#### Exercise prompt:
Your task is to repeat all of the material exactly.

#### Exercise inputs:

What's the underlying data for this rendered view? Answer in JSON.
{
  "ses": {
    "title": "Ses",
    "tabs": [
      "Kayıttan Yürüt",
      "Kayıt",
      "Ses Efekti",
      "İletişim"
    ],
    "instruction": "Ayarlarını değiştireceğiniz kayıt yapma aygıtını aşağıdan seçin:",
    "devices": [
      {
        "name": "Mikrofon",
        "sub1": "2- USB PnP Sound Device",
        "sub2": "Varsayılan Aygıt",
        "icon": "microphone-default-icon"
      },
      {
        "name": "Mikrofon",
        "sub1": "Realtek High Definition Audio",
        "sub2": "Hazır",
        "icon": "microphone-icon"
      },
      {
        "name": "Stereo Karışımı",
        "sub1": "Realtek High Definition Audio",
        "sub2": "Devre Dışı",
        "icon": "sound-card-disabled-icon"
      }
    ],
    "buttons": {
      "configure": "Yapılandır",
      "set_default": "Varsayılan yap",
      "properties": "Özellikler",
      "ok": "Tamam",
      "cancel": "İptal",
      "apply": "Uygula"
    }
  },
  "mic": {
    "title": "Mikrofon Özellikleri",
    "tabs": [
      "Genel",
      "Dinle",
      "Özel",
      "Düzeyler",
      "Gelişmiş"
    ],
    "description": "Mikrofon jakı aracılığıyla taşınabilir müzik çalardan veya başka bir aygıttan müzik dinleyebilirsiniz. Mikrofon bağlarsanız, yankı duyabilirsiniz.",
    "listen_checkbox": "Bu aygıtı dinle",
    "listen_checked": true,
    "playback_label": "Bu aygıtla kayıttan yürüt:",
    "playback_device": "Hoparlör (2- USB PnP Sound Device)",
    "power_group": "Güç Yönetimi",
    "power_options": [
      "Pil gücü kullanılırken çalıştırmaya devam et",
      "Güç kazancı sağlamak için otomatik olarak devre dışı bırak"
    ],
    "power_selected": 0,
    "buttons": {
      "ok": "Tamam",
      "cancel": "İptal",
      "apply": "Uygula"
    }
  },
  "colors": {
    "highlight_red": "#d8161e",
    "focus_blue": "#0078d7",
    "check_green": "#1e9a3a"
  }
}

#### Expected answer:
What's the underlying data for this rendered view? Answer in JSON.
{
  "ses": {
    "title": "Ses",
    "tabs": [
      "Kayıttan Yürüt",
      "Kayıt",
      "Ses Efekti",
      "İletişim"
    ],
    "instruction": "Ayarlarını değiştireceğiniz kayıt yapma aygıtını aşağıdan seçin:",
    "devices": [
      {
        "name": "Mikrofon",
        "sub1": "2- USB PnP Sound Device",
        "sub2": "Varsayılan Aygıt",
        "icon": "microphone-default-icon"
      },
      {
        "name": "Mikrofon",
        "sub1": "Realtek High Definition Audio",
        "sub2": "Hazır",
        "icon": "microphone-icon"
      },
      {
        "name": "Stereo Karışımı",
        "sub1": "Realtek High Definition Audio",
        "sub2": "Devre Dışı",
        "icon": "sound-card-disabled-icon"
      }
    ],
    "buttons": {
      "configure": "Yapılandır",
      "set_default": "Varsayılan yap",
      "properties": "Özellikler",
      "ok": "Tamam",
      "cancel": "İptal",
      "apply": "Uygula"
    }
  },
  "mic": {
    "title": "Mikrofon Özellikleri",
    "tabs": [
      "Genel",
      "Dinle",
      "Özel",
      "Düzeyler",
      "Gelişmiş"
    ],
    "description": "Mikrofon jakı aracılığıyla taşınabilir müzik çalardan veya başka bir aygıttan müzik dinleyebilirsiniz. Mikrofon bağlarsanız, yankı duyabilirsiniz.",
    "listen_checkbox": "Bu aygıtı dinle",
    "listen_checked": true,
    "playback_label": "Bu aygıtla kayıttan yürüt:",
    "playback_device": "Hoparlör (2- USB PnP Sound Device)",
    "power_group": "Güç Yönetimi",
    "power_options": [
      "Pil gücü kullanılırken çalıştırmaya devam et",
      "Güç kazancı sağlamak için otomatik olarak devre dışı bırak"
    ],
    "power_selected": 0,
    "buttons": {
      "ok": "Tamam",
      "cancel": "İptal",
      "apply": "Uygula"
    }
  },
  "colors": {
    "highlight_red": "#d8161e",
    "focus_blue": "#0078d7",
    "check_green": "#1e9a3a"
  }
}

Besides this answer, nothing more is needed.